(Stored items)
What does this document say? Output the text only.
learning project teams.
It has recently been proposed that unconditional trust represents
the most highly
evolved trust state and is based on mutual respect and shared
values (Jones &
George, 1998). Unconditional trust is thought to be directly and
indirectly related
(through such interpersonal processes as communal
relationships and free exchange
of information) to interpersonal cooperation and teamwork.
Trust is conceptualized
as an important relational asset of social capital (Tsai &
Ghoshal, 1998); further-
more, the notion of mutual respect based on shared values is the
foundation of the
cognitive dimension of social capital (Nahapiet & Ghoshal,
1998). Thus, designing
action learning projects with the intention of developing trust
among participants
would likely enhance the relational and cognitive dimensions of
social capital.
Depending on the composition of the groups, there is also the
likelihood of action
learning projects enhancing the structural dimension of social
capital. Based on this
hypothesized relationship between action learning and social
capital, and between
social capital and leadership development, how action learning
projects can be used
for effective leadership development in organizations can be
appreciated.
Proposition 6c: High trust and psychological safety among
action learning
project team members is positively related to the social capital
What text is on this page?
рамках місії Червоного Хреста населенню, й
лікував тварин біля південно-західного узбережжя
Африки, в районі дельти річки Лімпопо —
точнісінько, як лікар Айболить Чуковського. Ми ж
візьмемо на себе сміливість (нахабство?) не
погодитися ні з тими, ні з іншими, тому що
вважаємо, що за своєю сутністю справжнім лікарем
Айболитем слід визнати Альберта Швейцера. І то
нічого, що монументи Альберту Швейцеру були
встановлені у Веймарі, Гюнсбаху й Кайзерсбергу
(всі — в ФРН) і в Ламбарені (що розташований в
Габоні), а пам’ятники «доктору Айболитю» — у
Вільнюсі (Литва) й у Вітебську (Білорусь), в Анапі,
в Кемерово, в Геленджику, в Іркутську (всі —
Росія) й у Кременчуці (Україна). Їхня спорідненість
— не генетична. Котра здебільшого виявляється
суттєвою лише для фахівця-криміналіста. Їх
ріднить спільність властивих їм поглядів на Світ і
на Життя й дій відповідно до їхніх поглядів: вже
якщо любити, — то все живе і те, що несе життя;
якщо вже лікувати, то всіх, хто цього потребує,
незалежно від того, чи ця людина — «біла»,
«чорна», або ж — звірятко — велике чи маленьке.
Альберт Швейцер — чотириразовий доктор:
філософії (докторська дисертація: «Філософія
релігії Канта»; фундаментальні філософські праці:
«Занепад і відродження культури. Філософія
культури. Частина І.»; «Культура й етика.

DIRECTION:
Quote verbatim the line containing "What text is on this page?" and every line after it through the end of the records above.

COMPLETED TASK:
What text is on this page?
рамках місії Червоного Хреста населенню, й
лікував тварин біля південно-західного узбережжя
Африки, в районі дельти річки Лімпопо —
точнісінько, як лікар Айболить Чуковського. Ми ж
візьмемо на себе сміливість (нахабство?) не
погодитися ні з тими, ні з іншими, тому що
вважаємо, що за своєю сутністю справжнім лікарем
Айболитем слід визнати Альберта Швейцера. І то
нічого, що монументи Альберту Швейцеру були
встановлені у Веймарі, Гюнсбаху й Кайзерсбергу
(всі — в ФРН) і в Ламбарені (що розташований в
Габоні), а пам’ятники «доктору Айболитю» — у
Вільнюсі (Литва) й у Вітебську (Білорусь), в Анапі,
в Кемерово, в Геленджику, в Іркутську (всі —
Росія) й у Кременчуці (Україна). Їхня спорідненість
— не генетична. Котра здебільшого виявляється
суттєвою лише для фахівця-криміналіста. Їх
ріднить спільність властивих їм поглядів на Світ і
на Життя й дій відповідно до їхніх поглядів: вже
якщо любити, — то все живе і те, що несе життя;
якщо вже лікувати, то всіх, хто цього потребує,
незалежно від того, чи ця людина — «біла»,
«чорна», або ж — звірятко — велике чи маленьке.
Альберт Швейцер — чотириразовий доктор:
філософії (докторська дисертація: «Філософія
релігії Канта»; фундаментальні філософські праці:
«Занепад і відродження культури. Філософія
культури. Частина І.»; «Культура й етика.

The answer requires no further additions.